§ AIM: The material below should be written out in full and exactly; pictures stay out of the copy.

■ ■ ■ ■ ■ ■ ■

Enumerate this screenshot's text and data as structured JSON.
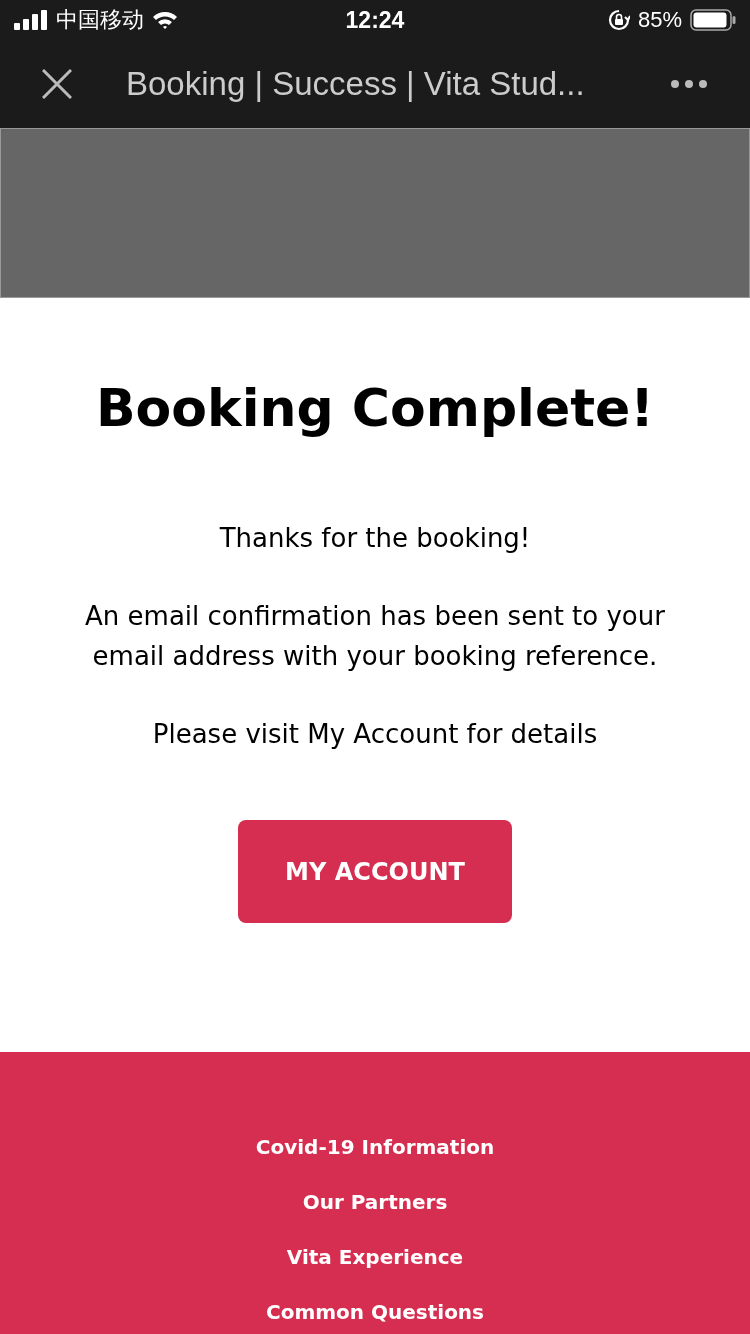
{
  "status_bar": {
    "carrier": "中国移动",
    "time": "12:24",
    "battery": "85%"
  },
  "nav": {
    "title": "Booking | Success | Vita Stud..."
  },
  "banner": {
    "kind": "placeholder"
  },
  "content": {
    "heading": "Booking Complete!",
    "paragraphs": [
      "Thanks for the booking!",
      "An email confirmation has been sent to your email address with your booking reference.",
      "Please visit My Account for details"
    ],
    "button": "MY ACCOUNT"
  },
  "footer": {
    "links": [
      "Covid-19 Information",
      "Our Partners",
      "Vita Experience",
      "Common Questions"
    ]
  }
}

■ ■ ■ ■ ■ ■ ■

§ THE OUTPUT:
Enumerate this screenshot's text and data as structured JSON.
{
  "status_bar": {
    "carrier": "中国移动",
    "time": "12:24",
    "battery": "85%"
  },
  "nav": {
    "title": "Booking | Success | Vita Stud..."
  },
  "banner": {
    "kind": "placeholder"
  },
  "content": {
    "heading": "Booking Complete!",
    "paragraphs": [
      "Thanks for the booking!",
      "An email confirmation has been sent to your email address with your booking reference.",
      "Please visit My Account for details"
    ],
    "button": "MY ACCOUNT"
  },
  "footer": {
    "links": [
      "Covid-19 Information",
      "Our Partners",
      "Vita Experience",
      "Common Questions"
    ]
  }
}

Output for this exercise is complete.